# Start of SUPPLIED INFORMATION
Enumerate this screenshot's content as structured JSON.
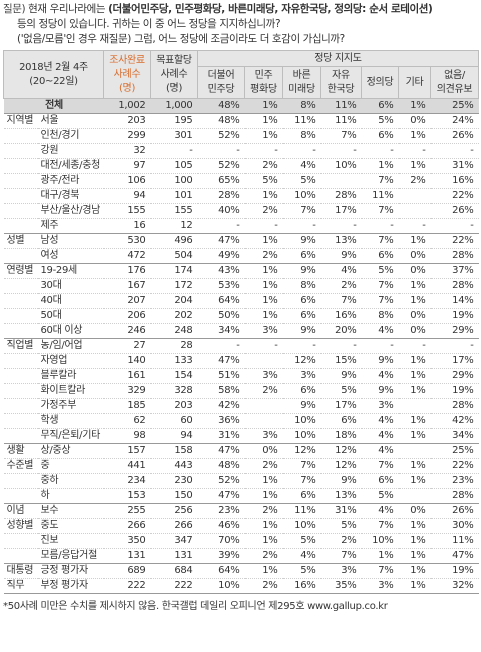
{
  "question": {
    "label": "질문)",
    "line1_pre": "현재 우리나라에는 ",
    "line1_bold": "(더불어민주당, 민주평화당, 바른미래당, 자유한국당, 정의당: 순서 로테이션)",
    "line2": "등의 정당이 있습니다. 귀하는 이 중 어느 정당을 지지하십니까?",
    "line3": "('없음/모름'인 경우 재질문) 그럼, 어느 정당에 조금이라도 더 호감이 가십니까?"
  },
  "header": {
    "period_line1": "2018년 2월 4주",
    "period_line2": "(20~22일)",
    "done_line1": "조사완료",
    "done_line2": "사례수",
    "done_line3": "(명)",
    "target_line1": "목표할당",
    "target_line2": "사례수",
    "target_line3": "(명)",
    "group_title": "정당 지지도",
    "parties": [
      [
        "더불어",
        "민주당"
      ],
      [
        "민주",
        "평화당"
      ],
      [
        "바른",
        "미래당"
      ],
      [
        "자유",
        "한국당"
      ],
      [
        "정의당",
        ""
      ],
      [
        "기타",
        ""
      ],
      [
        "없음/",
        "의견유보"
      ]
    ]
  },
  "rows": [
    {
      "g": "",
      "l": "전체",
      "d": "1,002",
      "t": "1,000",
      "v": [
        "48%",
        "1%",
        "8%",
        "11%",
        "6%",
        "1%",
        "25%"
      ],
      "total": true
    },
    {
      "g": "지역별",
      "l": "서울",
      "d": "203",
      "t": "195",
      "v": [
        "48%",
        "1%",
        "11%",
        "11%",
        "5%",
        "0%",
        "24%"
      ],
      "first": true
    },
    {
      "g": "",
      "l": "인천/경기",
      "d": "299",
      "t": "301",
      "v": [
        "52%",
        "1%",
        "8%",
        "7%",
        "6%",
        "1%",
        "26%"
      ]
    },
    {
      "g": "",
      "l": "강원",
      "d": "32",
      "t": "-",
      "v": [
        "-",
        "-",
        "-",
        "-",
        "-",
        "-",
        "-"
      ]
    },
    {
      "g": "",
      "l": "대전/세종/충청",
      "d": "97",
      "t": "105",
      "v": [
        "52%",
        "2%",
        "4%",
        "10%",
        "1%",
        "1%",
        "31%"
      ]
    },
    {
      "g": "",
      "l": "광주/전라",
      "d": "106",
      "t": "100",
      "v": [
        "65%",
        "5%",
        "5%",
        "",
        "7%",
        "2%",
        "16%"
      ]
    },
    {
      "g": "",
      "l": "대구/경북",
      "d": "94",
      "t": "101",
      "g2": "",
      "v": [
        "28%",
        "1%",
        "10%",
        "28%",
        "11%",
        "",
        "22%"
      ]
    },
    {
      "g": "",
      "l": "부산/울산/경남",
      "d": "155",
      "t": "155",
      "v": [
        "40%",
        "2%",
        "7%",
        "17%",
        "7%",
        "",
        "26%"
      ]
    },
    {
      "g": "",
      "l": "제주",
      "d": "16",
      "t": "12",
      "v": [
        "-",
        "-",
        "-",
        "-",
        "-",
        "-",
        "-"
      ]
    },
    {
      "g": "성별",
      "l": "남성",
      "d": "530",
      "t": "496",
      "v": [
        "47%",
        "1%",
        "9%",
        "13%",
        "7%",
        "1%",
        "22%"
      ],
      "first": true
    },
    {
      "g": "",
      "l": "여성",
      "d": "472",
      "t": "504",
      "v": [
        "49%",
        "2%",
        "6%",
        "9%",
        "6%",
        "0%",
        "28%"
      ]
    },
    {
      "g": "연령별",
      "l": "19-29세",
      "d": "176",
      "t": "174",
      "v": [
        "43%",
        "1%",
        "9%",
        "4%",
        "5%",
        "0%",
        "37%"
      ],
      "first": true
    },
    {
      "g": "",
      "l": "30대",
      "d": "167",
      "t": "172",
      "v": [
        "53%",
        "1%",
        "8%",
        "2%",
        "7%",
        "1%",
        "28%"
      ]
    },
    {
      "g": "",
      "l": "40대",
      "d": "207",
      "t": "204",
      "v": [
        "64%",
        "1%",
        "6%",
        "7%",
        "7%",
        "1%",
        "14%"
      ]
    },
    {
      "g": "",
      "l": "50대",
      "d": "206",
      "t": "202",
      "v": [
        "50%",
        "1%",
        "6%",
        "16%",
        "8%",
        "0%",
        "19%"
      ]
    },
    {
      "g": "",
      "l": "60대 이상",
      "d": "246",
      "t": "248",
      "v": [
        "34%",
        "3%",
        "9%",
        "20%",
        "4%",
        "0%",
        "29%"
      ]
    },
    {
      "g": "직업별",
      "l": "농/임/어업",
      "d": "27",
      "t": "28",
      "v": [
        "-",
        "-",
        "-",
        "-",
        "-",
        "-",
        "-"
      ],
      "first": true
    },
    {
      "g": "",
      "l": "자영업",
      "d": "140",
      "t": "133",
      "v": [
        "47%",
        "",
        "12%",
        "15%",
        "9%",
        "1%",
        "17%"
      ]
    },
    {
      "g": "",
      "l": "블루칼라",
      "d": "161",
      "t": "154",
      "v": [
        "51%",
        "3%",
        "3%",
        "9%",
        "4%",
        "1%",
        "29%"
      ]
    },
    {
      "g": "",
      "l": "화이트칼라",
      "d": "329",
      "t": "328",
      "v": [
        "58%",
        "2%",
        "6%",
        "5%",
        "9%",
        "1%",
        "19%"
      ]
    },
    {
      "g": "",
      "l": "가정주부",
      "d": "185",
      "t": "203",
      "v": [
        "42%",
        "",
        "9%",
        "17%",
        "3%",
        "",
        "28%"
      ]
    },
    {
      "g": "",
      "l": "학생",
      "d": "62",
      "t": "60",
      "v": [
        "36%",
        "",
        "10%",
        "6%",
        "4%",
        "1%",
        "42%"
      ]
    },
    {
      "g": "",
      "l": "무직/은퇴/기타",
      "d": "98",
      "t": "94",
      "v": [
        "31%",
        "3%",
        "10%",
        "18%",
        "4%",
        "1%",
        "34%"
      ]
    },
    {
      "g": "생활",
      "l": "상/중상",
      "d": "157",
      "t": "158",
      "v": [
        "47%",
        "0%",
        "12%",
        "12%",
        "4%",
        "",
        "25%"
      ],
      "first": true
    },
    {
      "g": "수준별",
      "l": "중",
      "d": "441",
      "t": "443",
      "v": [
        "48%",
        "2%",
        "7%",
        "12%",
        "7%",
        "1%",
        "22%"
      ]
    },
    {
      "g": "",
      "l": "중하",
      "d": "234",
      "t": "230",
      "v": [
        "52%",
        "1%",
        "7%",
        "9%",
        "6%",
        "1%",
        "23%"
      ]
    },
    {
      "g": "",
      "l": "하",
      "d": "153",
      "t": "150",
      "v": [
        "47%",
        "1%",
        "6%",
        "13%",
        "5%",
        "",
        "28%"
      ]
    },
    {
      "g": "이념",
      "l": "보수",
      "d": "255",
      "t": "256",
      "v": [
        "23%",
        "2%",
        "11%",
        "31%",
        "4%",
        "0%",
        "26%"
      ],
      "first": true
    },
    {
      "g": "성향별",
      "l": "중도",
      "d": "266",
      "t": "266",
      "v": [
        "46%",
        "1%",
        "10%",
        "5%",
        "7%",
        "1%",
        "30%"
      ]
    },
    {
      "g": "",
      "l": "진보",
      "d": "350",
      "t": "347",
      "v": [
        "70%",
        "1%",
        "5%",
        "2%",
        "10%",
        "1%",
        "11%"
      ]
    },
    {
      "g": "",
      "l": "모름/응답거절",
      "d": "131",
      "t": "131",
      "v": [
        "39%",
        "2%",
        "4%",
        "7%",
        "1%",
        "1%",
        "47%"
      ]
    },
    {
      "g": "대통령",
      "l": "긍정 평가자",
      "d": "689",
      "t": "684",
      "v": [
        "64%",
        "1%",
        "5%",
        "3%",
        "7%",
        "1%",
        "19%"
      ],
      "first": true
    },
    {
      "g": "직무",
      "l": "부정 평가자",
      "d": "222",
      "t": "222",
      "v": [
        "10%",
        "2%",
        "16%",
        "35%",
        "3%",
        "1%",
        "32%"
      ],
      "last": true
    }
  ],
  "footnote": "*50사례 미만은 수치를 제시하지 않음. 한국갤럽 데일리 오피니언 제295호 www.gallup.co.kr"
}
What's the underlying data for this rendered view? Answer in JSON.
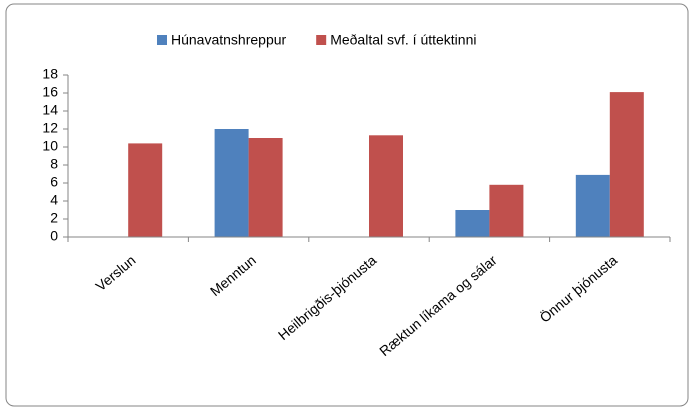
{
  "chart_data": {
    "type": "bar",
    "categories": [
      "Verslun",
      "Menntun",
      "Heilbrigðis-þjónusta",
      "Ræktun líkama og sálar",
      "Önnur þjónusta"
    ],
    "series": [
      {
        "name": "Húnavatnshreppur",
        "color": "#4f81bd",
        "values": [
          0,
          12,
          0,
          3,
          6.9
        ]
      },
      {
        "name": "Meðaltal svf. í úttektinni",
        "color": "#c0504d",
        "values": [
          10.4,
          11,
          11.3,
          5.8,
          16.1
        ]
      }
    ],
    "ylim": [
      0,
      18
    ],
    "yticks": [
      0,
      2,
      4,
      6,
      8,
      10,
      12,
      14,
      16,
      18
    ],
    "grid": false,
    "legend": "top"
  }
}
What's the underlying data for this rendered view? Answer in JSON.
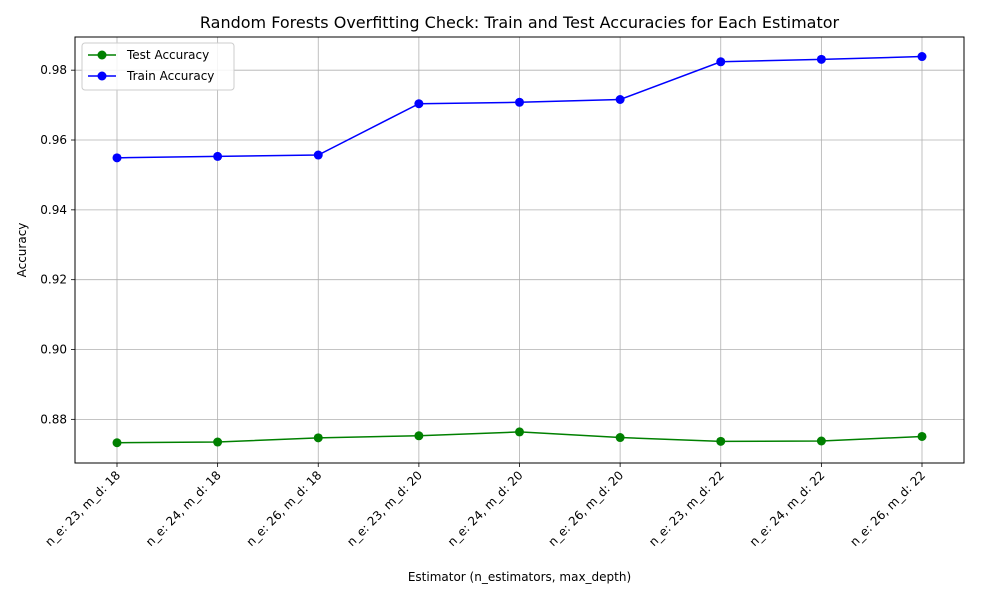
{
  "chart_data": {
    "type": "line",
    "title": "Random Forests Overfitting Check: Train and Test Accuracies for Each Estimator",
    "xlabel": "Estimator (n_estimators, max_depth)",
    "ylabel": "Accuracy",
    "categories": [
      "n_e: 23, m_d: 18",
      "n_e: 24, m_d: 18",
      "n_e: 26, m_d: 18",
      "n_e: 23, m_d: 20",
      "n_e: 24, m_d: 20",
      "n_e: 26, m_d: 20",
      "n_e: 23, m_d: 22",
      "n_e: 24, m_d: 22",
      "n_e: 26, m_d: 22"
    ],
    "ylim": [
      0.8675,
      0.9895
    ],
    "yticks": [
      0.88,
      0.9,
      0.92,
      0.94,
      0.96,
      0.98
    ],
    "ytick_labels": [
      "0.88",
      "0.90",
      "0.92",
      "0.94",
      "0.96",
      "0.98"
    ],
    "grid": true,
    "legend_position": "top-left",
    "series": [
      {
        "name": "Test Accuracy",
        "color": "#008000",
        "values": [
          0.8733,
          0.8735,
          0.8747,
          0.8753,
          0.8764,
          0.8748,
          0.8737,
          0.8738,
          0.8751
        ]
      },
      {
        "name": "Train Accuracy",
        "color": "#0000ff",
        "values": [
          0.9549,
          0.9553,
          0.9557,
          0.9704,
          0.9708,
          0.9716,
          0.9824,
          0.9831,
          0.9839
        ]
      }
    ]
  }
}
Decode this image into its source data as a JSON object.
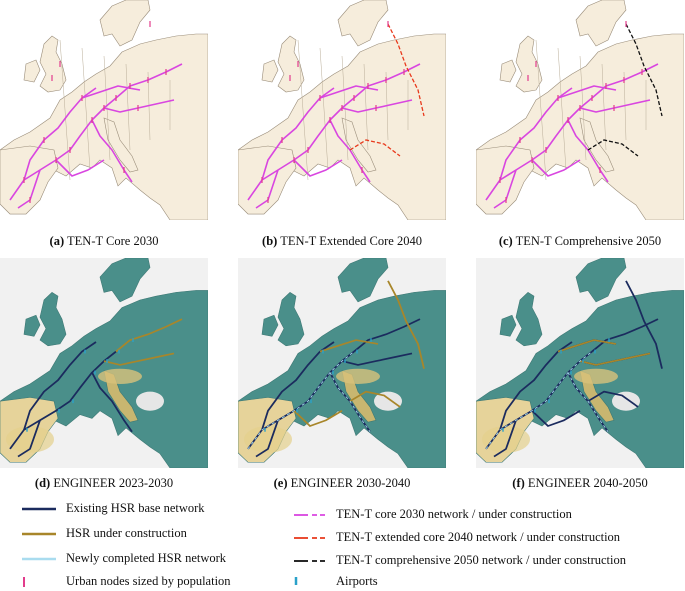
# End of SUPPLIED INFORMATION
• [GOAL] Lines containing the word "Train" are to be tallied; report only the total.

• [SOLVED EXERCISE] 2